What to produce: In the entries below, identify every line with the string "grids" and copy it.

Data for the task:
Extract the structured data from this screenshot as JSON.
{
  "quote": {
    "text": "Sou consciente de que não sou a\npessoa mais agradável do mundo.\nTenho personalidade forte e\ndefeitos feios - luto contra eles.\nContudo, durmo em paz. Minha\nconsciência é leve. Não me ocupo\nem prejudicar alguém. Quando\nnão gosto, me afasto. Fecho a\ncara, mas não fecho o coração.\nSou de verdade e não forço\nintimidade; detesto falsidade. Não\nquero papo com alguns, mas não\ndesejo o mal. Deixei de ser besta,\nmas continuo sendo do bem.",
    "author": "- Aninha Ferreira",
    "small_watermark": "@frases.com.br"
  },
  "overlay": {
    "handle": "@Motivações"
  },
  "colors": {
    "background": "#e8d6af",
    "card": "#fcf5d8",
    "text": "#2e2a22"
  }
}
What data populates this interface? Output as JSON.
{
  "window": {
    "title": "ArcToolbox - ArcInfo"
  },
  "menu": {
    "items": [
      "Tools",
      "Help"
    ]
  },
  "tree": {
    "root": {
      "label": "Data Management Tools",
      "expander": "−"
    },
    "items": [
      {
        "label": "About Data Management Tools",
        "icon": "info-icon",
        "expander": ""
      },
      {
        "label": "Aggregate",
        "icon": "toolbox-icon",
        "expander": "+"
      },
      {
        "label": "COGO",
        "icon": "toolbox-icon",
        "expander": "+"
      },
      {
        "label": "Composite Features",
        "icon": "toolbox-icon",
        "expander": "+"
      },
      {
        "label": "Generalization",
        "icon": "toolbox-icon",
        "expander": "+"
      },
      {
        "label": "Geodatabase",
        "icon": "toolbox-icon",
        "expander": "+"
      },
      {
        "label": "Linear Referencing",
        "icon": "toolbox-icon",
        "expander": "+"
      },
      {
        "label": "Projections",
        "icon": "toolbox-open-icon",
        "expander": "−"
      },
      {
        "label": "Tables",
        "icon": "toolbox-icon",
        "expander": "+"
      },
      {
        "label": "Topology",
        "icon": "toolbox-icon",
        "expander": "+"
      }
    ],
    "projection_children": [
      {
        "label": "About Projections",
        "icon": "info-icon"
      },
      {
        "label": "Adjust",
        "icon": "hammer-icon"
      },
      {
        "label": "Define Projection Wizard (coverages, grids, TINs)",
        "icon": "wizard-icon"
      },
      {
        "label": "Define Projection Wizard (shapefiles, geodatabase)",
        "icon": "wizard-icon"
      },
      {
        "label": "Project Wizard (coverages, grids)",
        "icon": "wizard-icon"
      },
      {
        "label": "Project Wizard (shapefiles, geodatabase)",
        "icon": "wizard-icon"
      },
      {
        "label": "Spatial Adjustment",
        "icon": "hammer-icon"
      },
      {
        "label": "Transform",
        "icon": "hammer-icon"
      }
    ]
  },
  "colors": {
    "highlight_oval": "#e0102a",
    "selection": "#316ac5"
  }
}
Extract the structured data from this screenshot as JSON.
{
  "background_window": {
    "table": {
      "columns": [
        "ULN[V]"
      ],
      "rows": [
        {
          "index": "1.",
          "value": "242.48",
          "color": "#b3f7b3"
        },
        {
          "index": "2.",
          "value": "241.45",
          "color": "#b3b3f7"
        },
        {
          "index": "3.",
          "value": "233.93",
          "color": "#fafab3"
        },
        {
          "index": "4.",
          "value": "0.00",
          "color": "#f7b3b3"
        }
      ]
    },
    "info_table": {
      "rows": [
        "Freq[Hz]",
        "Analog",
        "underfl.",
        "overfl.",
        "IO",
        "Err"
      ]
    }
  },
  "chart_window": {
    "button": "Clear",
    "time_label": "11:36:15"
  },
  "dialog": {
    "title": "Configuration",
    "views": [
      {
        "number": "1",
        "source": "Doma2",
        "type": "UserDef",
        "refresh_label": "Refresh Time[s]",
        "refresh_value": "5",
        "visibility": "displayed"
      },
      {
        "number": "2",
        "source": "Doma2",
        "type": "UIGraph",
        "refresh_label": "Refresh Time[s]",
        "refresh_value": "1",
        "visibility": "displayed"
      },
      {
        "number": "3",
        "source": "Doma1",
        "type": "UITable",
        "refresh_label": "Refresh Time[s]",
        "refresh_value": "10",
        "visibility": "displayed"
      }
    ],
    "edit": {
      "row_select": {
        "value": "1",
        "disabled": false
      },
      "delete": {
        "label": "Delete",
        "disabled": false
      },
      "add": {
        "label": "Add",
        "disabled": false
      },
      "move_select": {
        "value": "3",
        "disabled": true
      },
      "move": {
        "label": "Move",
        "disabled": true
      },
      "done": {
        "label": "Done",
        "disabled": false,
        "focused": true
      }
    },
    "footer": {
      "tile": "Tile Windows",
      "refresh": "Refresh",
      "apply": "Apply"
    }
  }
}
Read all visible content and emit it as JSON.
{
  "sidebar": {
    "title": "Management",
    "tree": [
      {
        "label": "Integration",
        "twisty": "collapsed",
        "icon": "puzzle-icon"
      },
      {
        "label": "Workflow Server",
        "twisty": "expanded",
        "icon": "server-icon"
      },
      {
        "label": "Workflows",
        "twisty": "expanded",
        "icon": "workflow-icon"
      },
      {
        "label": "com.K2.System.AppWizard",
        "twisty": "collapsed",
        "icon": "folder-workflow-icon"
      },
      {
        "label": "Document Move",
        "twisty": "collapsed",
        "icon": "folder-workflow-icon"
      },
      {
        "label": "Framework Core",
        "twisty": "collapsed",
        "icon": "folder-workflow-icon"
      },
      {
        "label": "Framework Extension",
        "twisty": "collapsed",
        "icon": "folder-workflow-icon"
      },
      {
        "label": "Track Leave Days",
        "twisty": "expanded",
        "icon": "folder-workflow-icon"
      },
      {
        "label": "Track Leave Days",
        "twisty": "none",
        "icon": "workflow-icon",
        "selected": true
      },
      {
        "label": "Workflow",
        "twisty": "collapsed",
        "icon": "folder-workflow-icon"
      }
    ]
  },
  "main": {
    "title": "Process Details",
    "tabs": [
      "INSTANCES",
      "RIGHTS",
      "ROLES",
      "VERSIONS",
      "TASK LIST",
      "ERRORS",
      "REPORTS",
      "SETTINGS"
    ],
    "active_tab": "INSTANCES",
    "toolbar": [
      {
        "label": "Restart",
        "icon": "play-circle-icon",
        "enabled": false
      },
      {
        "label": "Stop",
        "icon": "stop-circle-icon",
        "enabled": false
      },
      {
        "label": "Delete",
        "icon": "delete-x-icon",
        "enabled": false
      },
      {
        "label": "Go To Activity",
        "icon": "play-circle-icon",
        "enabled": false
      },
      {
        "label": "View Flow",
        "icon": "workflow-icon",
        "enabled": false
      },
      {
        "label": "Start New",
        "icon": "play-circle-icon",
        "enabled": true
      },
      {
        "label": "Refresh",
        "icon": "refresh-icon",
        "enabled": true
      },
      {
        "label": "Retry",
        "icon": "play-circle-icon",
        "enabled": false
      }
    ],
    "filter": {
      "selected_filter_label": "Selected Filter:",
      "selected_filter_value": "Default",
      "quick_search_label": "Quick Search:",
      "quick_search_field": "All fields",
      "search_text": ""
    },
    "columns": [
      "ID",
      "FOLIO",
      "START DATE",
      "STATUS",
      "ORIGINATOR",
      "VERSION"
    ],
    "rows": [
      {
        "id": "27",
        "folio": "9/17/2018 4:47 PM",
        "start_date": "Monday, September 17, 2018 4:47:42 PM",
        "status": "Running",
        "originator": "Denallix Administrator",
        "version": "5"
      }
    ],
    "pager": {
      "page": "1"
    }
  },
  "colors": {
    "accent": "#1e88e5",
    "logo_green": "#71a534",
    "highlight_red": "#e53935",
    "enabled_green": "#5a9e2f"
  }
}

Output:
        "label": "Define Projection Wizard (coverages, grids, TINs)",
        "label": "Project Wizard (coverages, grids)",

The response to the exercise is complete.